**Stated goal**. Give an exact transcription of every line, dropping the images.

▼▼▼

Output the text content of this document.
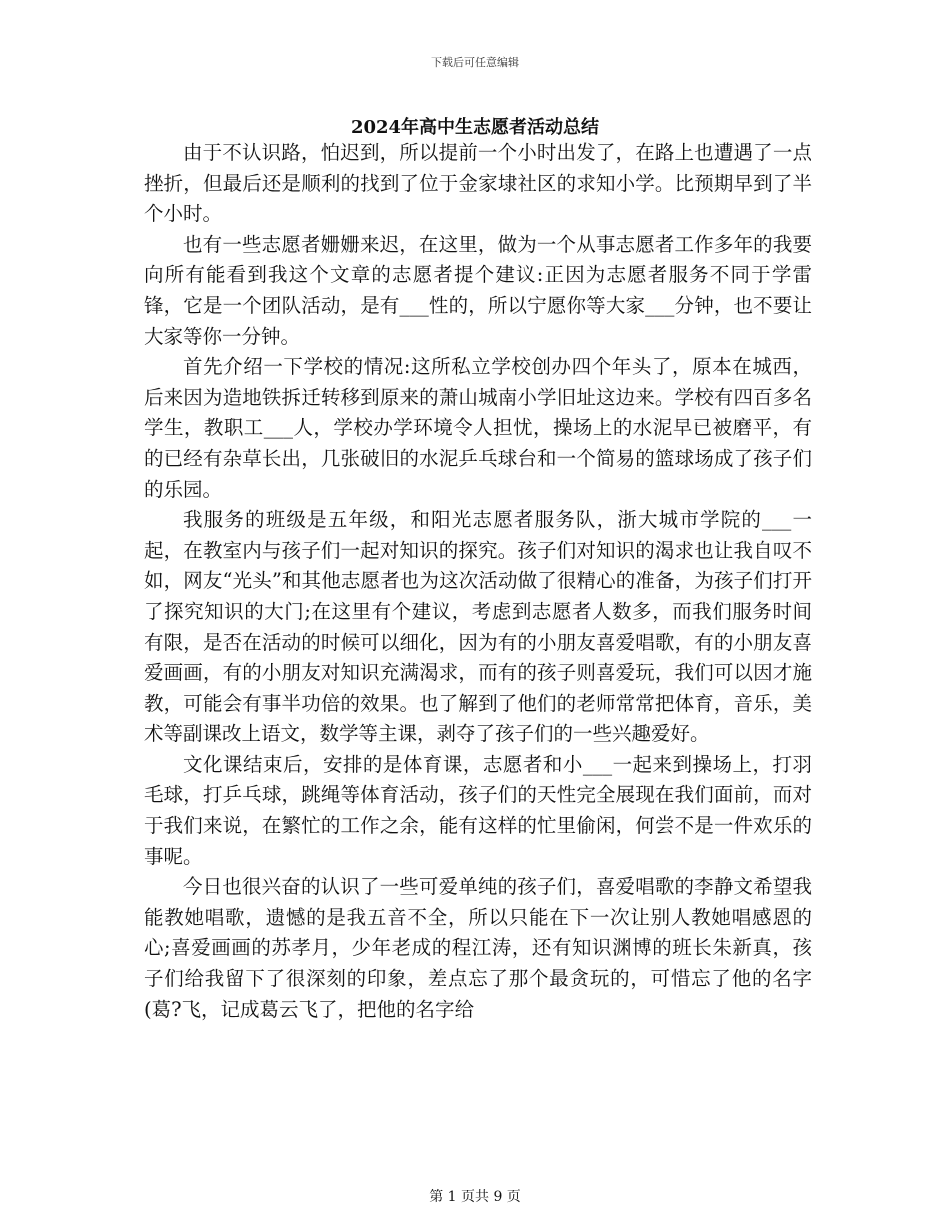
下载后可任意编辑
2024年高中生志愿者活动总结

由于不认识路，怕迟到，所以提前一个小时出发了，在路上也遭遇了一点挫折，但最后还是顺利的找到了位于金家埭社区的求知小学。比预期早到了半个小时。

也有一些志愿者姗姗来迟，在这里，做为一个从事志愿者工作多年的我要向所有能看到我这个文章的志愿者提个建议:正因为志愿者服务不同于学雷锋，它是一个团队活动，是有___性的，所以宁愿你等大家___分钟，也不要让大家等你一分钟。

首先介绍一下学校的情况:这所私立学校创办四个年头了，原本在城西，后来因为造地铁拆迁转移到原来的萧山城南小学旧址这边来。学校有四百多名学生，教职工___人，学校办学环境令人担忧，操场上的水泥早已被磨平，有的已经有杂草长出，几张破旧的水泥乒乓球台和一个简易的篮球场成了孩子们的乐园。

我服务的班级是五年级，和阳光志愿者服务队，浙大城市学院的___一起，在教室内与孩子们一起对知识的探究。孩子们对知识的渴求也让我自叹不如，网友“光头”和其他志愿者也为这次活动做了很精心的准备，为孩子们打开了探究知识的大门;在这里有个建议，考虑到志愿者人数多，而我们服务时间有限，是否在活动的时候可以细化，因为有的小朋友喜爱唱歌，有的小朋友喜爱画画，有的小朋友对知识充满渴求，而有的孩子则喜爱玩，我们可以因才施教，可能会有事半功倍的效果。也了解到了他们的老师常常把体育，音乐，美术等副课改上语文，数学等主课，剥夺了孩子们的一些兴趣爱好。

文化课结束后，安排的是体育课，志愿者和小___一起来到操场上，打羽毛球，打乒乓球，跳绳等体育活动，孩子们的天性完全展现在我们面前，而对于我们来说，在繁忙的工作之余，能有这样的忙里偷闲，何尝不是一件欢乐的事呢。

今日也很兴奋的认识了一些可爱单纯的孩子们，喜爱唱歌的李静文希望我能教她唱歌，遗憾的是我五音不全，所以只能在下一次让别人教她唱感恩的心;喜爱画画的苏孝月，少年老成的程江涛，还有知识渊博的班长朱新真，孩子们给我留下了很深刻的印象，差点忘了那个最贪玩的，可惜忘了他的名字(葛?飞，记成葛云飞了，把他的名字给

第 1 页共 9 页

▲▲▲

**Exercise solution**.
Output the text content of this document.
下载后可任意编辑
2024年高中生志愿者活动总结

由于不认识路，怕迟到，所以提前一个小时出发了，在路上也遭遇了一点挫折，但最后还是顺利的找到了位于金家埭社区的求知小学。比预期早到了半个小时。

也有一些志愿者姗姗来迟，在这里，做为一个从事志愿者工作多年的我要向所有能看到我这个文章的志愿者提个建议:正因为志愿者服务不同于学雷锋，它是一个团队活动，是有___性的，所以宁愿你等大家___分钟，也不要让大家等你一分钟。

首先介绍一下学校的情况:这所私立学校创办四个年头了，原本在城西，后来因为造地铁拆迁转移到原来的萧山城南小学旧址这边来。学校有四百多名学生，教职工___人，学校办学环境令人担忧，操场上的水泥早已被磨平，有的已经有杂草长出，几张破旧的水泥乒乓球台和一个简易的篮球场成了孩子们的乐园。

我服务的班级是五年级，和阳光志愿者服务队，浙大城市学院的___一起，在教室内与孩子们一起对知识的探究。孩子们对知识的渴求也让我自叹不如，网友“光头”和其他志愿者也为这次活动做了很精心的准备，为孩子们打开了探究知识的大门;在这里有个建议，考虑到志愿者人数多，而我们服务时间有限，是否在活动的时候可以细化，因为有的小朋友喜爱唱歌，有的小朋友喜爱画画，有的小朋友对知识充满渴求，而有的孩子则喜爱玩，我们可以因才施教，可能会有事半功倍的效果。也了解到了他们的老师常常把体育，音乐，美术等副课改上语文，数学等主课，剥夺了孩子们的一些兴趣爱好。

文化课结束后，安排的是体育课，志愿者和小___一起来到操场上，打羽毛球，打乒乓球，跳绳等体育活动，孩子们的天性完全展现在我们面前，而对于我们来说，在繁忙的工作之余，能有这样的忙里偷闲，何尝不是一件欢乐的事呢。

今日也很兴奋的认识了一些可爱单纯的孩子们，喜爱唱歌的李静文希望我能教她唱歌，遗憾的是我五音不全，所以只能在下一次让别人教她唱感恩的心;喜爱画画的苏孝月，少年老成的程江涛，还有知识渊博的班长朱新真，孩子们给我留下了很深刻的印象，差点忘了那个最贪玩的，可惜忘了他的名字(葛?飞，记成葛云飞了，把他的名字给

第 1 页共 9 页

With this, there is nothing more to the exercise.